§ **DATA EXCERPTS**
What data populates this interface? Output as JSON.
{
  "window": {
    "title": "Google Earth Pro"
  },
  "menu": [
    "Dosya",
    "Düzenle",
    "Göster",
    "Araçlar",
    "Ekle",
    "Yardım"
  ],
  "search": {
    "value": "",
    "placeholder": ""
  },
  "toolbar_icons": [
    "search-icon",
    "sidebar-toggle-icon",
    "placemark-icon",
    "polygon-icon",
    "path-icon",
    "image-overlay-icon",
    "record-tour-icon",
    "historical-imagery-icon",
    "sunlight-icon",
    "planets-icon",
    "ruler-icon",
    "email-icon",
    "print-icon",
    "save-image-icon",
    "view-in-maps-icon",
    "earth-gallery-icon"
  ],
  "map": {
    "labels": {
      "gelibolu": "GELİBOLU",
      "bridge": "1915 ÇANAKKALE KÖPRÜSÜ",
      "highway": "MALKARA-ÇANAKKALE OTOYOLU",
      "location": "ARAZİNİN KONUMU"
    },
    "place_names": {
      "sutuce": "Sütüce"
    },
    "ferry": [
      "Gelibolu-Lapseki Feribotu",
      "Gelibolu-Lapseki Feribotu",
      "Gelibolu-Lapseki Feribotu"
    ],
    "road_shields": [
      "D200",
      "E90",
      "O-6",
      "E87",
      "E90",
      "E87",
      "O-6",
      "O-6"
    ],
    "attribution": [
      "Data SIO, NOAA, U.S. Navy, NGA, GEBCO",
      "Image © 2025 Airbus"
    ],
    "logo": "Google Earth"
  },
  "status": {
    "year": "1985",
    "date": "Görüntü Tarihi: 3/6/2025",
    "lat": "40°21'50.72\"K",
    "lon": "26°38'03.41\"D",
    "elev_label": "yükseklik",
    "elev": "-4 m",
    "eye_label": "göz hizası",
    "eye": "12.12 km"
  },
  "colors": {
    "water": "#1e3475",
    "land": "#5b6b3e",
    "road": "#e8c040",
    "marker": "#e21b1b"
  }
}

§ **WHAT YOU ARE ASKED TO DO**
Repeat every record exactly as written, please.

§ **WRITTEN REPLY**
What data populates this interface? Output as JSON.
{
  "window": {
    "title": "Google Earth Pro"
  },
  "menu": [
    "Dosya",
    "Düzenle",
    "Göster",
    "Araçlar",
    "Ekle",
    "Yardım"
  ],
  "search": {
    "value": "",
    "placeholder": ""
  },
  "toolbar_icons": [
    "search-icon",
    "sidebar-toggle-icon",
    "placemark-icon",
    "polygon-icon",
    "path-icon",
    "image-overlay-icon",
    "record-tour-icon",
    "historical-imagery-icon",
    "sunlight-icon",
    "planets-icon",
    "ruler-icon",
    "email-icon",
    "print-icon",
    "save-image-icon",
    "view-in-maps-icon",
    "earth-gallery-icon"
  ],
  "map": {
    "labels": {
      "gelibolu": "GELİBOLU",
      "bridge": "1915 ÇANAKKALE KÖPRÜSÜ",
      "highway": "MALKARA-ÇANAKKALE OTOYOLU",
      "location": "ARAZİNİN KONUMU"
    },
    "place_names": {
      "sutuce": "Sütüce"
    },
    "ferry": [
      "Gelibolu-Lapseki Feribotu",
      "Gelibolu-Lapseki Feribotu",
      "Gelibolu-Lapseki Feribotu"
    ],
    "road_shields": [
      "D200",
      "E90",
      "O-6",
      "E87",
      "E90",
      "E87",
      "O-6",
      "O-6"
    ],
    "attribution": [
      "Data SIO, NOAA, U.S. Navy, NGA, GEBCO",
      "Image © 2025 Airbus"
    ],
    "logo": "Google Earth"
  },
  "status": {
    "year": "1985",
    "date": "Görüntü Tarihi: 3/6/2025",
    "lat": "40°21'50.72\"K",
    "lon": "26°38'03.41\"D",
    "elev_label": "yükseklik",
    "elev": "-4 m",
    "eye_label": "göz hizası",
    "eye": "12.12 km"
  },
  "colors": {
    "water": "#1e3475",
    "land": "#5b6b3e",
    "road": "#e8c040",
    "marker": "#e21b1b"
  }
}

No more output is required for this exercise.